Written request
Copy out every line in which the string "RMSE" occurs.

↓

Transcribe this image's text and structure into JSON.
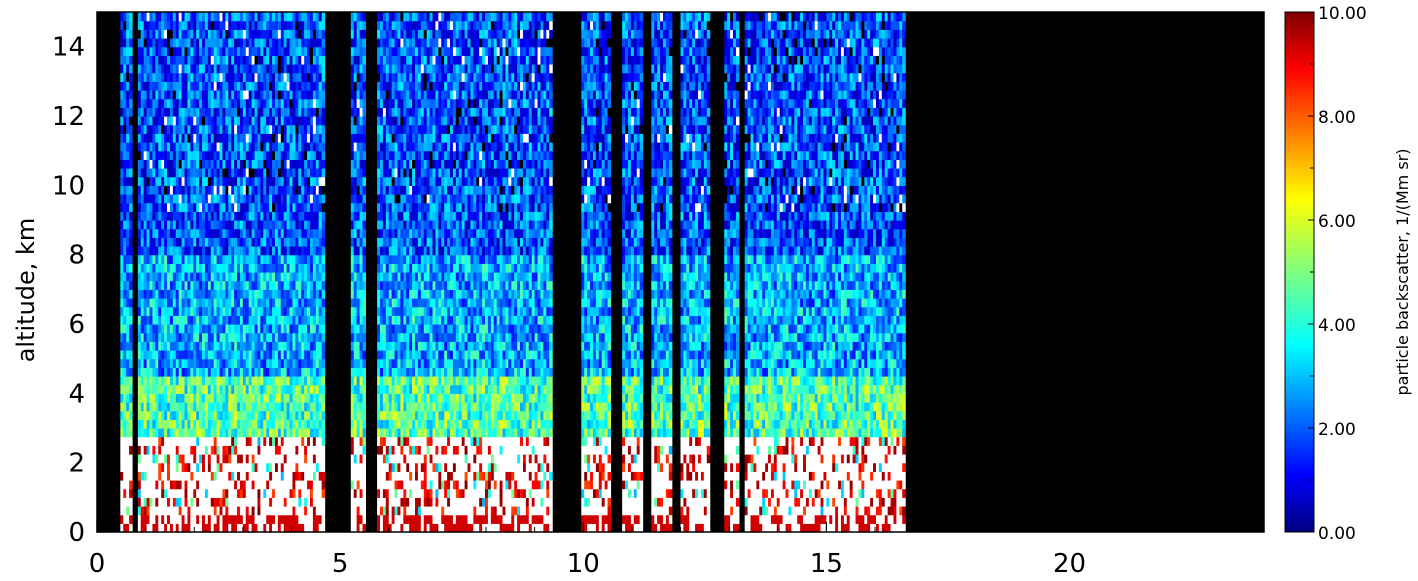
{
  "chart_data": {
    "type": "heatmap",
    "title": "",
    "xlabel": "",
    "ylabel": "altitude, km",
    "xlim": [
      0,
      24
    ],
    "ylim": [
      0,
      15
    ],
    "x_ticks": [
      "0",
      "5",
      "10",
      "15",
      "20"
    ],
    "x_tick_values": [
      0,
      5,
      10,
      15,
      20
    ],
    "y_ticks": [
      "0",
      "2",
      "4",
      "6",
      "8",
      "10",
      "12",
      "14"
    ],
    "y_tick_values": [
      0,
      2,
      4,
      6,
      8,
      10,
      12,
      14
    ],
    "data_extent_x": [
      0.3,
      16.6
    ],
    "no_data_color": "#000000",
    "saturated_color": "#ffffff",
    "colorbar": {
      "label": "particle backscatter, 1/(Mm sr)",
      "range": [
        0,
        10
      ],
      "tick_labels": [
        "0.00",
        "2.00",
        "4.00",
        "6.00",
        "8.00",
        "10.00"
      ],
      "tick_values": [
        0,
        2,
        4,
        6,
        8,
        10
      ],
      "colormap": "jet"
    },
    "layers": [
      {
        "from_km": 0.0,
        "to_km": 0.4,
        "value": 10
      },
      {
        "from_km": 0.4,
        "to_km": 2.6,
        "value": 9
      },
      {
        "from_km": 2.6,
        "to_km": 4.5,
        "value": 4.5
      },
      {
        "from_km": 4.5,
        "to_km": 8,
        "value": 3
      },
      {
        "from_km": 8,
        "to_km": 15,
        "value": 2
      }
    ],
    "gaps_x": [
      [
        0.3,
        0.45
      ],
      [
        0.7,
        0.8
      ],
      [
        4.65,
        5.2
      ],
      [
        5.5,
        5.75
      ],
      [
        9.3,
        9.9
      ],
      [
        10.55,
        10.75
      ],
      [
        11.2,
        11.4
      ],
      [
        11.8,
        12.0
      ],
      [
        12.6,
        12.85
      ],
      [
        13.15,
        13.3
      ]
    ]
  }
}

↑
↓

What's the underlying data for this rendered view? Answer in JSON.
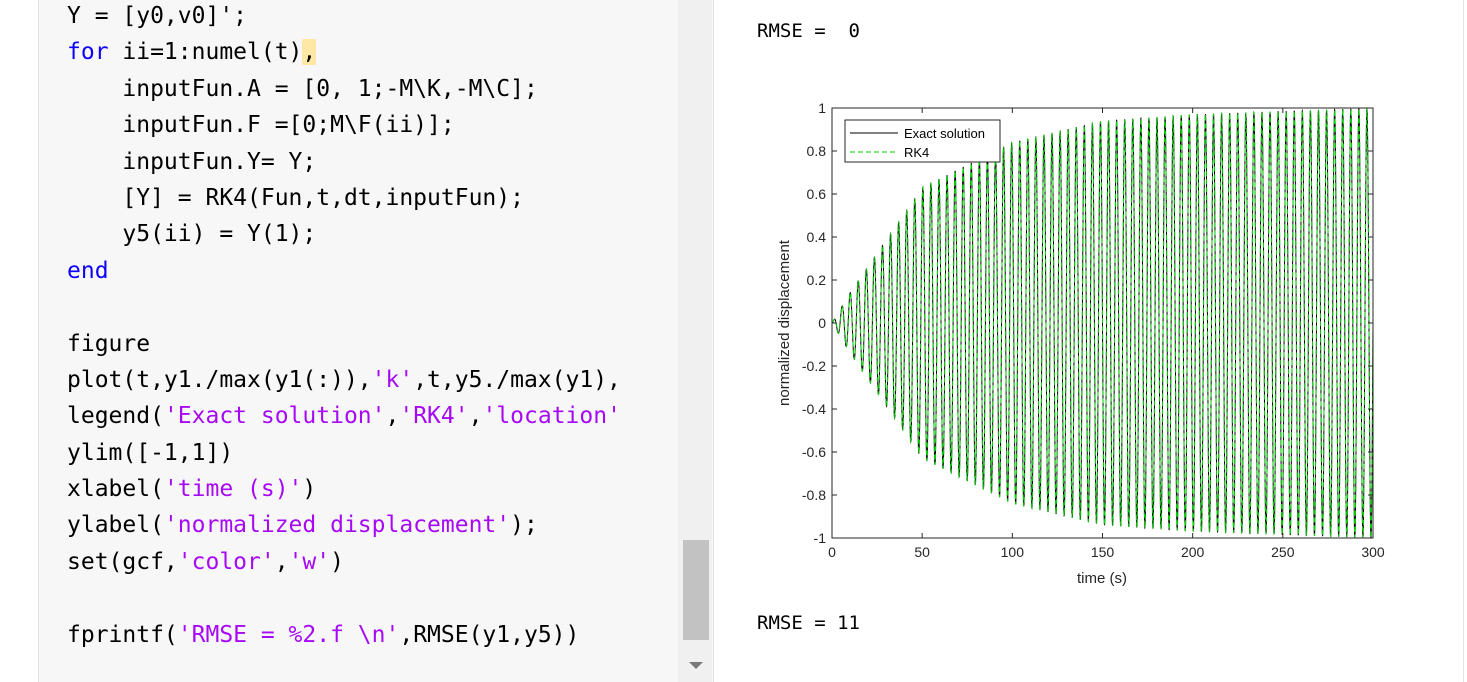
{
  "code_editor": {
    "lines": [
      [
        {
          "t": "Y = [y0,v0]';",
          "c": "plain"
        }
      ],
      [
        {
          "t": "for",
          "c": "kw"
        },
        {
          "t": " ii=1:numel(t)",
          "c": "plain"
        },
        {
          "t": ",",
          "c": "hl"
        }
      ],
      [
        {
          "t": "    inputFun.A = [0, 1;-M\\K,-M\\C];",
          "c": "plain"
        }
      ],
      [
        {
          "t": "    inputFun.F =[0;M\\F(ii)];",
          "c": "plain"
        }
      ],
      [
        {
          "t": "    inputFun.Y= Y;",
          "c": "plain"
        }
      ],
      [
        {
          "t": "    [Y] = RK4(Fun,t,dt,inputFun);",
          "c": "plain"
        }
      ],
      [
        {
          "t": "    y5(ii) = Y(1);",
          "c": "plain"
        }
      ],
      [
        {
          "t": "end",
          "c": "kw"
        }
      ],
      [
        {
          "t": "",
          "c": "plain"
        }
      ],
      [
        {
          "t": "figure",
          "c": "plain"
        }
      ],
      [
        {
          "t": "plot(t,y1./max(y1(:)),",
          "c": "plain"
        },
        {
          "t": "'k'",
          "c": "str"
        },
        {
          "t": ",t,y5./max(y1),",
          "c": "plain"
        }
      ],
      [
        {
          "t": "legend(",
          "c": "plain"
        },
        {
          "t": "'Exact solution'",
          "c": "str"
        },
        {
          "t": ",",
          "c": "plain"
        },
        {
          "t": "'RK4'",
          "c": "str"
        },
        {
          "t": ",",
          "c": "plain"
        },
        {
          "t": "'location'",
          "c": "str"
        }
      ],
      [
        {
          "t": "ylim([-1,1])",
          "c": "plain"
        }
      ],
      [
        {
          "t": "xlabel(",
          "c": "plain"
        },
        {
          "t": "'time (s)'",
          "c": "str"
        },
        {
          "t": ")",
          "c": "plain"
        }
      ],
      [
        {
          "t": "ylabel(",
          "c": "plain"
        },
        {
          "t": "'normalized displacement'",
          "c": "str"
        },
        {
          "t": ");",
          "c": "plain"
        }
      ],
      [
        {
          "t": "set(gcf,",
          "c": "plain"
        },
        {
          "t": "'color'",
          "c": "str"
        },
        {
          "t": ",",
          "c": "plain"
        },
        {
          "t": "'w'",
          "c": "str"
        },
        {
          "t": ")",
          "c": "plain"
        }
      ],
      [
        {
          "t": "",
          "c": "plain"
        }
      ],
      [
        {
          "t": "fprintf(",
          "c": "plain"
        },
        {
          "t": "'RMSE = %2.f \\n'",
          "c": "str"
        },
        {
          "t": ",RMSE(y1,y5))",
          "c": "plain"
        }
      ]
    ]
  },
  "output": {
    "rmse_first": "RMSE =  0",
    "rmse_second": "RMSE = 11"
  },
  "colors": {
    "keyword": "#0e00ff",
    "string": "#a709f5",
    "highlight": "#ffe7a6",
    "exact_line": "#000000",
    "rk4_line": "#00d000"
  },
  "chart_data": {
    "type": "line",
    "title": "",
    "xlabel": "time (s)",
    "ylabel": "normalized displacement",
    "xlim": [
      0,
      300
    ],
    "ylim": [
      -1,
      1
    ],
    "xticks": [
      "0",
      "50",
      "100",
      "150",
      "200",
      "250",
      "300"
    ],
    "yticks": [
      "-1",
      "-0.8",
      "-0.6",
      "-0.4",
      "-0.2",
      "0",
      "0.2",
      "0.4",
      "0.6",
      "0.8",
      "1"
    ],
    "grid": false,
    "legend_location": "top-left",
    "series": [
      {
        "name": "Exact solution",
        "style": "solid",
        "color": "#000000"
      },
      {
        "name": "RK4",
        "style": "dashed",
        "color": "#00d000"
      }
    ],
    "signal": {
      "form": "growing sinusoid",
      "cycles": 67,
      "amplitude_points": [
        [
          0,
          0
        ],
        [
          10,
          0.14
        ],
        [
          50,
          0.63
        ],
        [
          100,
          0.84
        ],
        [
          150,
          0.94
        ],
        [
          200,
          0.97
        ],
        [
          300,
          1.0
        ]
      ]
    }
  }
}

↑

Solved exercise
          "t": "'RMSE = %2.f \\n'",
          "t": ",RMSE(y1,y5))",
    "rmse_first": "RMSE =  0",
    "rmse_second": "RMSE = 11"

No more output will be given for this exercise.